**Problem statement:** Copy the material word for word, from its first line through the line containing "heatmap-cell: [145, 65, 148, 68]", including both ends.

══════════

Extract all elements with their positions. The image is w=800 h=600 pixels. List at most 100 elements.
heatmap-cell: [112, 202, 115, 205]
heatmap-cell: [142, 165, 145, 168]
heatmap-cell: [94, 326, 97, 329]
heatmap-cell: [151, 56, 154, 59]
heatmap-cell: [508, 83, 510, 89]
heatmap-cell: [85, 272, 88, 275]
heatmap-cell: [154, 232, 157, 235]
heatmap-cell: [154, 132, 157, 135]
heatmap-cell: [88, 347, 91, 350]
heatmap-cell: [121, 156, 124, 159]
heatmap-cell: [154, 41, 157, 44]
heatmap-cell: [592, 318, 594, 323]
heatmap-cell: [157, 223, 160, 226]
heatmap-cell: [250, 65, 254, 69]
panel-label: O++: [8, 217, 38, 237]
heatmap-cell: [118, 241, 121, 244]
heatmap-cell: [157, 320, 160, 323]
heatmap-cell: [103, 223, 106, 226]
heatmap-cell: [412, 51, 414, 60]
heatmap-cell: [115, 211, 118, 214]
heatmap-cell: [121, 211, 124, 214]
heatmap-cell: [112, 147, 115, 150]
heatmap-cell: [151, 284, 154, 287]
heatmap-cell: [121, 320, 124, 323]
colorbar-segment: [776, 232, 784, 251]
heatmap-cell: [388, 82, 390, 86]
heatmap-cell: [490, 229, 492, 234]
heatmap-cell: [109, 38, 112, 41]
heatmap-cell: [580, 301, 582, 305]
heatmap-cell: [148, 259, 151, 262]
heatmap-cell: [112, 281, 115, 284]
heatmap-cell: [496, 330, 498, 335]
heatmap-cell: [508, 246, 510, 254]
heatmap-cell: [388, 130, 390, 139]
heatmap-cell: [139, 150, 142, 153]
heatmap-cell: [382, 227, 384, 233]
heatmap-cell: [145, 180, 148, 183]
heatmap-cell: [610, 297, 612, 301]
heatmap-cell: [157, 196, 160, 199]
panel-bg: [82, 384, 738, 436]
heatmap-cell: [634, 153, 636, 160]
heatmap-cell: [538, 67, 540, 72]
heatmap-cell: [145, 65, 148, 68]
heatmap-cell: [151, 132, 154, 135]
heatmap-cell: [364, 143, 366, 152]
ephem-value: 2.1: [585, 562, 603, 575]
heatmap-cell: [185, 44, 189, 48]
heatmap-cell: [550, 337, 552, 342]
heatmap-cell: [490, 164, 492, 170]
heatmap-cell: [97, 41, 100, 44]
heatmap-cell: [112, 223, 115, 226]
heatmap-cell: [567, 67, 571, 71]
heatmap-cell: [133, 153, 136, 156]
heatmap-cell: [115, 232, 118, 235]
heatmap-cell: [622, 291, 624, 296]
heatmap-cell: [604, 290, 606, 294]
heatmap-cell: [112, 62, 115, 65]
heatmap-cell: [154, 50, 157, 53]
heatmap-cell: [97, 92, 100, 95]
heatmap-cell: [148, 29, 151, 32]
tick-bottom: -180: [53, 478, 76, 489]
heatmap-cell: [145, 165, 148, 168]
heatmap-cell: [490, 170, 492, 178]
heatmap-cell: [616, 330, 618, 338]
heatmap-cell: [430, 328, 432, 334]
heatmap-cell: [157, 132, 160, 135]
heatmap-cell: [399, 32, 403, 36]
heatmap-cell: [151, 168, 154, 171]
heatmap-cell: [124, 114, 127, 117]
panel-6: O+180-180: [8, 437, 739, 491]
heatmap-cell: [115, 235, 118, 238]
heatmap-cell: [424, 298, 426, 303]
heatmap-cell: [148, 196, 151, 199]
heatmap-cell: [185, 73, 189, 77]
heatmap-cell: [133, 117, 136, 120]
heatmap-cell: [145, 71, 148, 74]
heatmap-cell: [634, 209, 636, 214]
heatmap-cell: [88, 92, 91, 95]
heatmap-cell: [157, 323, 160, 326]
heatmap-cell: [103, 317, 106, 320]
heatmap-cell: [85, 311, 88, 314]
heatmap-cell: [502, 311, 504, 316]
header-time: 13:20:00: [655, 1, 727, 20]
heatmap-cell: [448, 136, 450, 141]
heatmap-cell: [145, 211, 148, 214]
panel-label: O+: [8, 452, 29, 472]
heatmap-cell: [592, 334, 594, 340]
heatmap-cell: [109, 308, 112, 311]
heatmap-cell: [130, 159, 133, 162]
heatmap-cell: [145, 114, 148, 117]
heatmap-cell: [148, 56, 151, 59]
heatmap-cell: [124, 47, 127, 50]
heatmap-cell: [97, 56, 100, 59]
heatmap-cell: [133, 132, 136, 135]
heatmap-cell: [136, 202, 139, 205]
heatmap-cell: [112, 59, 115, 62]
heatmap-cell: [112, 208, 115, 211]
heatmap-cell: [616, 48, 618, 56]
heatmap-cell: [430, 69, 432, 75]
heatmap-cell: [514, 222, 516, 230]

══════════

**Expected answer:**
Extract all elements with their positions. The image is w=800 h=600 pixels. List at most 100 elements.
heatmap-cell: [112, 202, 115, 205]
heatmap-cell: [142, 165, 145, 168]
heatmap-cell: [94, 326, 97, 329]
heatmap-cell: [151, 56, 154, 59]
heatmap-cell: [508, 83, 510, 89]
heatmap-cell: [85, 272, 88, 275]
heatmap-cell: [154, 232, 157, 235]
heatmap-cell: [154, 132, 157, 135]
heatmap-cell: [88, 347, 91, 350]
heatmap-cell: [121, 156, 124, 159]
heatmap-cell: [154, 41, 157, 44]
heatmap-cell: [592, 318, 594, 323]
heatmap-cell: [157, 223, 160, 226]
heatmap-cell: [250, 65, 254, 69]
panel-label: O++: [8, 217, 38, 237]
heatmap-cell: [118, 241, 121, 244]
heatmap-cell: [157, 320, 160, 323]
heatmap-cell: [103, 223, 106, 226]
heatmap-cell: [412, 51, 414, 60]
heatmap-cell: [115, 211, 118, 214]
heatmap-cell: [121, 211, 124, 214]
heatmap-cell: [112, 147, 115, 150]
heatmap-cell: [151, 284, 154, 287]
heatmap-cell: [121, 320, 124, 323]
colorbar-segment: [776, 232, 784, 251]
heatmap-cell: [388, 82, 390, 86]
heatmap-cell: [490, 229, 492, 234]
heatmap-cell: [109, 38, 112, 41]
heatmap-cell: [580, 301, 582, 305]
heatmap-cell: [148, 259, 151, 262]
heatmap-cell: [112, 281, 115, 284]
heatmap-cell: [496, 330, 498, 335]
heatmap-cell: [508, 246, 510, 254]
heatmap-cell: [388, 130, 390, 139]
heatmap-cell: [139, 150, 142, 153]
heatmap-cell: [382, 227, 384, 233]
heatmap-cell: [145, 180, 148, 183]
heatmap-cell: [610, 297, 612, 301]
heatmap-cell: [157, 196, 160, 199]
panel-bg: [82, 384, 738, 436]
heatmap-cell: [634, 153, 636, 160]
heatmap-cell: [538, 67, 540, 72]
heatmap-cell: [145, 65, 148, 68]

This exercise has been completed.